*Work to do*
Copy down all of the data underneath, exactly as shown.
>> Start
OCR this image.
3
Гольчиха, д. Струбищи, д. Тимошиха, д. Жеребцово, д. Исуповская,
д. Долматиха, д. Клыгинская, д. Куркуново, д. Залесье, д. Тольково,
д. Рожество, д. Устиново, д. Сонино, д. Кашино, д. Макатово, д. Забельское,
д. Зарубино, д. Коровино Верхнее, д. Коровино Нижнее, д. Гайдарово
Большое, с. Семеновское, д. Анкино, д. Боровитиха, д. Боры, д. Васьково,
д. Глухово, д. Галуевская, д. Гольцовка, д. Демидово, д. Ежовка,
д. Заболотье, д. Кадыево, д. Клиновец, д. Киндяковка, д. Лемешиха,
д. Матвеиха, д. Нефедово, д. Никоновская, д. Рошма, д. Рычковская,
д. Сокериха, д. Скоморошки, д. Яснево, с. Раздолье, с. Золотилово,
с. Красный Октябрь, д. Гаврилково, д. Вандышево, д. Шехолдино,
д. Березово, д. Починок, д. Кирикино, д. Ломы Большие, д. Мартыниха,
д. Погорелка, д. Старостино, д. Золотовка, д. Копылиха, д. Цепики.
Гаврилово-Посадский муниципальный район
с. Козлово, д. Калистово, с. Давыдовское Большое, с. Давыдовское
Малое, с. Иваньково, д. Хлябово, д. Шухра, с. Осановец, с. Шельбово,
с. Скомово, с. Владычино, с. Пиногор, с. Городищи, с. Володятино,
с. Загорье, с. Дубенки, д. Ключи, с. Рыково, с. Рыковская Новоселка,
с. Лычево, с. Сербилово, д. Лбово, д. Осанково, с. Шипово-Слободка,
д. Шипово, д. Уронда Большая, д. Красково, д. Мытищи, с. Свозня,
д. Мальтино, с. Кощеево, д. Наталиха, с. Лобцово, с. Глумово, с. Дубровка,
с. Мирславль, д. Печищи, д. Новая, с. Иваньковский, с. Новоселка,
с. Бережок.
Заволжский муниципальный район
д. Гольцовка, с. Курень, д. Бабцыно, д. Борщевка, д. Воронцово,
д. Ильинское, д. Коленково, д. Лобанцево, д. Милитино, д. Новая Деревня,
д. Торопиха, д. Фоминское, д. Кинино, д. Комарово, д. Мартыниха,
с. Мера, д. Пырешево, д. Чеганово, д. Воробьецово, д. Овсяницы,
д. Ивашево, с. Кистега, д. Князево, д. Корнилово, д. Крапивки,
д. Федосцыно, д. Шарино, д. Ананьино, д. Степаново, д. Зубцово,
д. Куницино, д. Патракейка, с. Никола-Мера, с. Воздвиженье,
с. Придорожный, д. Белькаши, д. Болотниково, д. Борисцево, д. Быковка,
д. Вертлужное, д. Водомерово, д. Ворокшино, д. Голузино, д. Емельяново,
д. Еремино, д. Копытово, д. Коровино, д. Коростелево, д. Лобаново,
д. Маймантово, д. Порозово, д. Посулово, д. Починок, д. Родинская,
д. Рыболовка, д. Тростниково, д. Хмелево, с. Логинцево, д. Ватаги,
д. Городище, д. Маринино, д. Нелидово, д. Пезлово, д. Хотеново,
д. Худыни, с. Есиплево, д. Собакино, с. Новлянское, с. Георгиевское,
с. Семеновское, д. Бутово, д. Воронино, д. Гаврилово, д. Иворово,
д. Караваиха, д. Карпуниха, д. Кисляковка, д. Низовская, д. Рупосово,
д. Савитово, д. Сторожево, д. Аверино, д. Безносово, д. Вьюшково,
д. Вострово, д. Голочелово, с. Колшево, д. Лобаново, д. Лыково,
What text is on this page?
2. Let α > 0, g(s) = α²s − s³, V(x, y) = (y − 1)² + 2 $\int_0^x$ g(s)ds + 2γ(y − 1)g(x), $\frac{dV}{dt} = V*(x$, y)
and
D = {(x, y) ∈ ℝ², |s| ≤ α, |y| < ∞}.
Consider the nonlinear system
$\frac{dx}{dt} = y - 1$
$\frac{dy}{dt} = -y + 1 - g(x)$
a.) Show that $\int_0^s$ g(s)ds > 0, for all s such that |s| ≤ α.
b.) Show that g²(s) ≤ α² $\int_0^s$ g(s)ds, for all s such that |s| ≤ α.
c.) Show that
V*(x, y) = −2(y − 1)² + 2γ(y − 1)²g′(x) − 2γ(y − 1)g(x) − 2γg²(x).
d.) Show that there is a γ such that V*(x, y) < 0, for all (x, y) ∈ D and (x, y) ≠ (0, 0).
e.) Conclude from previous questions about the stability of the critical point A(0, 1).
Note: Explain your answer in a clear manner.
>> End
*The output*
OCR this image.
3
Гольчиха, д. Струбищи, д. Тимошиха, д. Жеребцово, д. Исуповская,
д. Долматиха, д. Клыгинская, д. Куркуново, д. Залесье, д. Тольково,
д. Рожество, д. Устиново, д. Сонино, д. Кашино, д. Макатово, д. Забельское,
д. Зарубино, д. Коровино Верхнее, д. Коровино Нижнее, д. Гайдарово
Большое, с. Семеновское, д. Анкино, д. Боровитиха, д. Боры, д. Васьково,
д. Глухово, д. Галуевская, д. Гольцовка, д. Демидово, д. Ежовка,
д. Заболотье, д. Кадыево, д. Клиновец, д. Киндяковка, д. Лемешиха,
д. Матвеиха, д. Нефедово, д. Никоновская, д. Рошма, д. Рычковская,
д. Сокериха, д. Скоморошки, д. Яснево, с. Раздолье, с. Золотилово,
с. Красный Октябрь, д. Гаврилково, д. Вандышево, д. Шехолдино,
д. Березово, д. Починок, д. Кирикино, д. Ломы Большие, д. Мартыниха,
д. Погорелка, д. Старостино, д. Золотовка, д. Копылиха, д. Цепики.
Гаврилово-Посадский муниципальный район
с. Козлово, д. Калистово, с. Давыдовское Большое, с. Давыдовское
Малое, с. Иваньково, д. Хлябово, д. Шухра, с. Осановец, с. Шельбово,
с. Скомово, с. Владычино, с. Пиногор, с. Городищи, с. Володятино,
с. Загорье, с. Дубенки, д. Ключи, с. Рыково, с. Рыковская Новоселка,
с. Лычево, с. Сербилово, д. Лбово, д. Осанково, с. Шипово-Слободка,
д. Шипово, д. Уронда Большая, д. Красково, д. Мытищи, с. Свозня,
д. Мальтино, с. Кощеево, д. Наталиха, с. Лобцово, с. Глумово, с. Дубровка,
с. Мирславль, д. Печищи, д. Новая, с. Иваньковский, с. Новоселка,
с. Бережок.
Заволжский муниципальный район
д. Гольцовка, с. Курень, д. Бабцыно, д. Борщевка, д. Воронцово,
д. Ильинское, д. Коленково, д. Лобанцево, д. Милитино, д. Новая Деревня,
д. Торопиха, д. Фоминское, д. Кинино, д. Комарово, д. Мартыниха,
с. Мера, д. Пырешево, д. Чеганово, д. Воробьецово, д. Овсяницы,
д. Ивашево, с. Кистега, д. Князево, д. Корнилово, д. Крапивки,
д. Федосцыно, д. Шарино, д. Ананьино, д. Степаново, д. Зубцово,
д. Куницино, д. Патракейка, с. Никола-Мера, с. Воздвиженье,
с. Придорожный, д. Белькаши, д. Болотниково, д. Борисцево, д. Быковка,
д. Вертлужное, д. Водомерово, д. Ворокшино, д. Голузино, д. Емельяново,
д. Еремино, д. Копытово, д. Коровино, д. Коростелево, д. Лобаново,
д. Маймантово, д. Порозово, д. Посулово, д. Починок, д. Родинская,
д. Рыболовка, д. Тростниково, д. Хмелево, с. Логинцево, д. Ватаги,
д. Городище, д. Маринино, д. Нелидово, д. Пезлово, д. Хотеново,
д. Худыни, с. Есиплево, д. Собакино, с. Новлянское, с. Георгиевское,
с. Семеновское, д. Бутово, д. Воронино, д. Гаврилово, д. Иворово,
д. Караваиха, д. Карпуниха, д. Кисляковка, д. Низовская, д. Рупосово,
д. Савитово, д. Сторожево, д. Аверино, д. Безносово, д. Вьюшково,
д. Вострово, д. Голочелово, с. Колшево, д. Лобаново, д. Лыково,
What text is on this page?
2. Let α > 0, g(s) = α²s − s³, V(x, y) = (y − 1)² + 2 $\int_0^x$ g(s)ds + 2γ(y − 1)g(x), $\frac{dV}{dt} = V*(x$, y)
and
D = {(x, y) ∈ ℝ², |s| ≤ α, |y| < ∞}.
Consider the nonlinear system
$\frac{dx}{dt} = y - 1$
$\frac{dy}{dt} = -y + 1 - g(x)$
a.) Show that $\int_0^s$ g(s)ds > 0, for all s such that |s| ≤ α.
b.) Show that g²(s) ≤ α² $\int_0^s$ g(s)ds, for all s such that |s| ≤ α.
c.) Show that
V*(x, y) = −2(y − 1)² + 2γ(y − 1)²g′(x) − 2γ(y − 1)g(x) − 2γg²(x).
d.) Show that there is a γ such that V*(x, y) < 0, for all (x, y) ∈ D and (x, y) ≠ (0, 0).
e.) Conclude from previous questions about the stability of the critical point A(0, 1).
Note: Explain your answer in a clear manner.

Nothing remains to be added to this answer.